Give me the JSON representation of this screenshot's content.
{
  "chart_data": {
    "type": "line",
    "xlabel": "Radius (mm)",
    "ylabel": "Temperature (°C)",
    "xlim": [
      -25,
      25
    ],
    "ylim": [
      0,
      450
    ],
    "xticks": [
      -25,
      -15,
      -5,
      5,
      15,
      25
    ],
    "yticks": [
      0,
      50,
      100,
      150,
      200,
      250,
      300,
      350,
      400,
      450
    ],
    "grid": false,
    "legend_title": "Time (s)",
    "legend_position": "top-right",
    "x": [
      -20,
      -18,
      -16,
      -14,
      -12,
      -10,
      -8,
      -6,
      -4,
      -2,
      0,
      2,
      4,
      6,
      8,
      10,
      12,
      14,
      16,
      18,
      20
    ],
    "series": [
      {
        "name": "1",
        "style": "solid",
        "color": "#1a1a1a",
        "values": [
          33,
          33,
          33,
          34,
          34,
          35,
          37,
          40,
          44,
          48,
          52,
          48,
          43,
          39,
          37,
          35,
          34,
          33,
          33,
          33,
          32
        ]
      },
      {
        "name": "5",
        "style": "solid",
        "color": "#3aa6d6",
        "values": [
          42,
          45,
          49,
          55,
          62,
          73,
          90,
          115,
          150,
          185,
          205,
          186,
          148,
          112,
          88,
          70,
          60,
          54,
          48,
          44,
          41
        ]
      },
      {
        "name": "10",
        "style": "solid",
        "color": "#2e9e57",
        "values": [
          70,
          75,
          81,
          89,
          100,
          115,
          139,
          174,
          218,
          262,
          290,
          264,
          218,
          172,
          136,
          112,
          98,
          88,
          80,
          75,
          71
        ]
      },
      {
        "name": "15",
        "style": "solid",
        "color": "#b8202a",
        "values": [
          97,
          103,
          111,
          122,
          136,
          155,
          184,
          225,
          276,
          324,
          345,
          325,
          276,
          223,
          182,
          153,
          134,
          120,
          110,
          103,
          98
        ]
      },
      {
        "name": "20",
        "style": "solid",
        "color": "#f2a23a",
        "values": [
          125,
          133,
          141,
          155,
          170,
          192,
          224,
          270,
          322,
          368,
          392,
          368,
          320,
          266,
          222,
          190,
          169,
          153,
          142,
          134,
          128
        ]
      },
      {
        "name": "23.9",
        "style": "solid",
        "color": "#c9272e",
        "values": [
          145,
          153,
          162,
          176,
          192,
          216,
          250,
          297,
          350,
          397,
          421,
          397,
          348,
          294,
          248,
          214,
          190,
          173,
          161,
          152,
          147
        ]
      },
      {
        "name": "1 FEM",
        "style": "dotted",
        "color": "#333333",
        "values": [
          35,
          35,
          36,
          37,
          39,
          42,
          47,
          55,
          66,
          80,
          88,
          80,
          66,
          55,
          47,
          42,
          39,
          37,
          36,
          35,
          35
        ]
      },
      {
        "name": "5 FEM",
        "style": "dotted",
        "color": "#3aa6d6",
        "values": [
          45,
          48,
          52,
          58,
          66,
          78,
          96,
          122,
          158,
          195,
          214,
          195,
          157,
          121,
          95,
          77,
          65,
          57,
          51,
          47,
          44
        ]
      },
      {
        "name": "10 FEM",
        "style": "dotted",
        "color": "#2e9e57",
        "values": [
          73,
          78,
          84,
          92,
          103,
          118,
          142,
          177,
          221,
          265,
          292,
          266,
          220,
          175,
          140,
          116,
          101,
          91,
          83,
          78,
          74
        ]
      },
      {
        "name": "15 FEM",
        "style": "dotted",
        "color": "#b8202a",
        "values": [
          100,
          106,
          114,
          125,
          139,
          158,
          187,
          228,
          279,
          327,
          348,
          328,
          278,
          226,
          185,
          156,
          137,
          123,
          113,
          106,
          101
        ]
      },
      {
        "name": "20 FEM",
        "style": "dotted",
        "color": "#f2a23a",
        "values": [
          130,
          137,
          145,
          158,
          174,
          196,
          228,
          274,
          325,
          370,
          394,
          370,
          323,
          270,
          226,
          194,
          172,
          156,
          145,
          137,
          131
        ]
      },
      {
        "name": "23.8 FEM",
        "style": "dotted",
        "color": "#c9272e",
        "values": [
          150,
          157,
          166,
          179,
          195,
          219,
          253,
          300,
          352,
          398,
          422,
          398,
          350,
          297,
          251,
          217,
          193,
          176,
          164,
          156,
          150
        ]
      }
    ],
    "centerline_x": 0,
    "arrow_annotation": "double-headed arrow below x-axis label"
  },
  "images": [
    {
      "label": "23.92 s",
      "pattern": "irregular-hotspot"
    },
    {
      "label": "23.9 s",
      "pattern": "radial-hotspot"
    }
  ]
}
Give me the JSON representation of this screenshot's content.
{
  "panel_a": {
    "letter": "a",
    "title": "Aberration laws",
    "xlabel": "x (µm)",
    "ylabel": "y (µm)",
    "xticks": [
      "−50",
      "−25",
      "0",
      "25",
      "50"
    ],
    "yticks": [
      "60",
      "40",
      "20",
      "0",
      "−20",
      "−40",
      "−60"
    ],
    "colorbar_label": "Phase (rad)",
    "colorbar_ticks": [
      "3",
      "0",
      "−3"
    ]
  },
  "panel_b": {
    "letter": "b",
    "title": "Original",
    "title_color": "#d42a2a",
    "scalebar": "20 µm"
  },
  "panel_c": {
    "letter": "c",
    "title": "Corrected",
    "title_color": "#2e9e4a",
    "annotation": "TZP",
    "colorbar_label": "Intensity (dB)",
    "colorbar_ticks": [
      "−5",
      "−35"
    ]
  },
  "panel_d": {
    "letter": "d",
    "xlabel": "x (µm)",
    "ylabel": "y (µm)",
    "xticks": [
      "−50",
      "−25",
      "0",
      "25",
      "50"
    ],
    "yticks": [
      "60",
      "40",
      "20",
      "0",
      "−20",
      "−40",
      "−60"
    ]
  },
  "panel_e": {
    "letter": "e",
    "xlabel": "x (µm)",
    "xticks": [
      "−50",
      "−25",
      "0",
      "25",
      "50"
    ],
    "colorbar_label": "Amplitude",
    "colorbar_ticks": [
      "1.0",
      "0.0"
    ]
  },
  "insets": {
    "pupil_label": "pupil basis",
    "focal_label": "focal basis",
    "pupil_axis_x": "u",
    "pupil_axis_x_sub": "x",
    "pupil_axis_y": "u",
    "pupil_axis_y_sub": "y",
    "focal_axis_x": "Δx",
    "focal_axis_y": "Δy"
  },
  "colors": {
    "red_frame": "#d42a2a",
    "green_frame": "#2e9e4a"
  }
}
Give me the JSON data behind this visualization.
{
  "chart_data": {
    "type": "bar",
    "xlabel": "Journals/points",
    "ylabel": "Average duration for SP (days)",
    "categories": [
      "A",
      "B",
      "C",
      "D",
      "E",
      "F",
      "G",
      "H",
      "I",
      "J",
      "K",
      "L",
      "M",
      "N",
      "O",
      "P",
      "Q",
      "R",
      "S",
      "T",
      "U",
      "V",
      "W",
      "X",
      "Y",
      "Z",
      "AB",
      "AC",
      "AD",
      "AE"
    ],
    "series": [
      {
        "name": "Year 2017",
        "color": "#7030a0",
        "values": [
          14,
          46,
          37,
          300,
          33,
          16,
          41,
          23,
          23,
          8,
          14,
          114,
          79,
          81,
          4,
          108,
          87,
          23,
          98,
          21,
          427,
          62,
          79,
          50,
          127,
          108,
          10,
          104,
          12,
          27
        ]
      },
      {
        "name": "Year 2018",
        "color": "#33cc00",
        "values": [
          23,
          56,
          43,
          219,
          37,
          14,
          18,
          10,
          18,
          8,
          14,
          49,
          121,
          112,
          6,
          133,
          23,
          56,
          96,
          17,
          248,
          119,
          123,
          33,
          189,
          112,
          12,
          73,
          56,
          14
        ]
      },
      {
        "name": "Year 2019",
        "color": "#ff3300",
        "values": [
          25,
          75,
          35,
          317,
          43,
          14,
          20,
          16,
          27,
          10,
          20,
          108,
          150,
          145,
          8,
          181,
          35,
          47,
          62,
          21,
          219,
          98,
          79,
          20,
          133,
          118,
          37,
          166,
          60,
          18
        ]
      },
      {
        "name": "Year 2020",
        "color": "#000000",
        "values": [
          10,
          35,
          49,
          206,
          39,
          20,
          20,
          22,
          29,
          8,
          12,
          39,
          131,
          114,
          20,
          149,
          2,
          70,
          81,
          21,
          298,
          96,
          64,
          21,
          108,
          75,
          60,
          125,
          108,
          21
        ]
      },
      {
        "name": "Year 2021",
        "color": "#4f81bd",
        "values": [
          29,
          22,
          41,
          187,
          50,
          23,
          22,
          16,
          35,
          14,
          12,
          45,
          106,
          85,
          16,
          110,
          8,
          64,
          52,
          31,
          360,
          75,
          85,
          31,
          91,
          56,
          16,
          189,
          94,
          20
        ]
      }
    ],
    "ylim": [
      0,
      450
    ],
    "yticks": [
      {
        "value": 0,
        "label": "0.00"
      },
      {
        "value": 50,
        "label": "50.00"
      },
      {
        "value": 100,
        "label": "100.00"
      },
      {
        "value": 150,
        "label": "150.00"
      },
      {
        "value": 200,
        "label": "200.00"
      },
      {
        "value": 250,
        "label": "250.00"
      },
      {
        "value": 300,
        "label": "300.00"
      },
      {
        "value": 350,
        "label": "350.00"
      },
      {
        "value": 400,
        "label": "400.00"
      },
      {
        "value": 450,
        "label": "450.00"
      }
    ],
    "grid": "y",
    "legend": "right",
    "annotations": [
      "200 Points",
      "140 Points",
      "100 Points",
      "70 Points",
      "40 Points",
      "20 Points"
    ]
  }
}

-=-=-

> _Exercise prompt_: Copy all lines from the data that hold the word "pattern".

> _Solution below_:
      "pattern": "irregular-hotspot"
      "pattern": "radial-hotspot"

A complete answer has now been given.